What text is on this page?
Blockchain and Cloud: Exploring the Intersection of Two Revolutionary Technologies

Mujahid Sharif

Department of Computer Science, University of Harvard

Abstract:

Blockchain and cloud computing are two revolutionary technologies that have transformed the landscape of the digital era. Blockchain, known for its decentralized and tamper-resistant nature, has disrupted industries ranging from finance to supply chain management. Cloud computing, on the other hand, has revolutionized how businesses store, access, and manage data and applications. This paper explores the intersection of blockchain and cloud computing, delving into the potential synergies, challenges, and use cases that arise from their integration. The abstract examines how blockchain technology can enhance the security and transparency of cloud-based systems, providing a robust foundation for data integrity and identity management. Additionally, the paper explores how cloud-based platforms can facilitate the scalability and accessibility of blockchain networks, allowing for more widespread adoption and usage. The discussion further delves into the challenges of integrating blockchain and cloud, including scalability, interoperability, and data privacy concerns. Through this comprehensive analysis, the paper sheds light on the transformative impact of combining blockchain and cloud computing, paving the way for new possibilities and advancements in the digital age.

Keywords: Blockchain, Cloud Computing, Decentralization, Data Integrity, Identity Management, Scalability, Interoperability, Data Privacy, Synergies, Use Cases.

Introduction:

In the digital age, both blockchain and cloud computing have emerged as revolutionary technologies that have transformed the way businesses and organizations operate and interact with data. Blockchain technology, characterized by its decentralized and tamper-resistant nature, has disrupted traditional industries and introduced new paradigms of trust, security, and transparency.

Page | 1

=-=-=

- _YOUR GOAL_: Print the material once more, exactly.

- _ANSWER TO THE EXERCISE_:
What text is on this page?
Blockchain and Cloud: Exploring the Intersection of Two Revolutionary Technologies

Mujahid Sharif

Department of Computer Science, University of Harvard

Abstract:

Blockchain and cloud computing are two revolutionary technologies that have transformed the landscape of the digital era. Blockchain, known for its decentralized and tamper-resistant nature, has disrupted industries ranging from finance to supply chain management. Cloud computing, on the other hand, has revolutionized how businesses store, access, and manage data and applications. This paper explores the intersection of blockchain and cloud computing, delving into the potential synergies, challenges, and use cases that arise from their integration. The abstract examines how blockchain technology can enhance the security and transparency of cloud-based systems, providing a robust foundation for data integrity and identity management. Additionally, the paper explores how cloud-based platforms can facilitate the scalability and accessibility of blockchain networks, allowing for more widespread adoption and usage. The discussion further delves into the challenges of integrating blockchain and cloud, including scalability, interoperability, and data privacy concerns. Through this comprehensive analysis, the paper sheds light on the transformative impact of combining blockchain and cloud computing, paving the way for new possibilities and advancements in the digital age.

Keywords: Blockchain, Cloud Computing, Decentralization, Data Integrity, Identity Management, Scalability, Interoperability, Data Privacy, Synergies, Use Cases.

Introduction:

In the digital age, both blockchain and cloud computing have emerged as revolutionary technologies that have transformed the way businesses and organizations operate and interact with data. Blockchain technology, characterized by its decentralized and tamper-resistant nature, has disrupted traditional industries and introduced new paradigms of trust, security, and transparency.

Page | 1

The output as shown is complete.